■ **Instructions for the task**: Give the data a second time, exactly and in full.

■ **Rows from a figure dataset**:
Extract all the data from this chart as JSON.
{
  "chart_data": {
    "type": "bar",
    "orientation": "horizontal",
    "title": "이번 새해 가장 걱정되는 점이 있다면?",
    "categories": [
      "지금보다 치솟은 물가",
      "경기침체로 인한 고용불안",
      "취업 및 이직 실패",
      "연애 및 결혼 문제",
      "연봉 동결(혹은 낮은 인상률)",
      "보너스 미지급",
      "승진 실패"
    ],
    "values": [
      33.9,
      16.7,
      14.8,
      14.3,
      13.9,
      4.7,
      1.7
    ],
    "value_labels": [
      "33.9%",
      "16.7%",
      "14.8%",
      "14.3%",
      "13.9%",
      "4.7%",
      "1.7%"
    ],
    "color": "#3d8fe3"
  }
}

■ **Task solution**:
Extract all the data from this chart as JSON.
{
  "chart_data": {
    "type": "bar",
    "orientation": "horizontal",
    "title": "이번 새해 가장 걱정되는 점이 있다면?",
    "categories": [
      "지금보다 치솟은 물가",
      "경기침체로 인한 고용불안",
      "취업 및 이직 실패",
      "연애 및 결혼 문제",
      "연봉 동결(혹은 낮은 인상률)",
      "보너스 미지급",
      "승진 실패"
    ],
    "values": [
      33.9,
      16.7,
      14.8,
      14.3,
      13.9,
      4.7,
      1.7
    ],
    "value_labels": [
      "33.9%",
      "16.7%",
      "14.8%",
      "14.3%",
      "13.9%",
      "4.7%",
      "1.7%"
    ],
    "color": "#3d8fe3"
  }
}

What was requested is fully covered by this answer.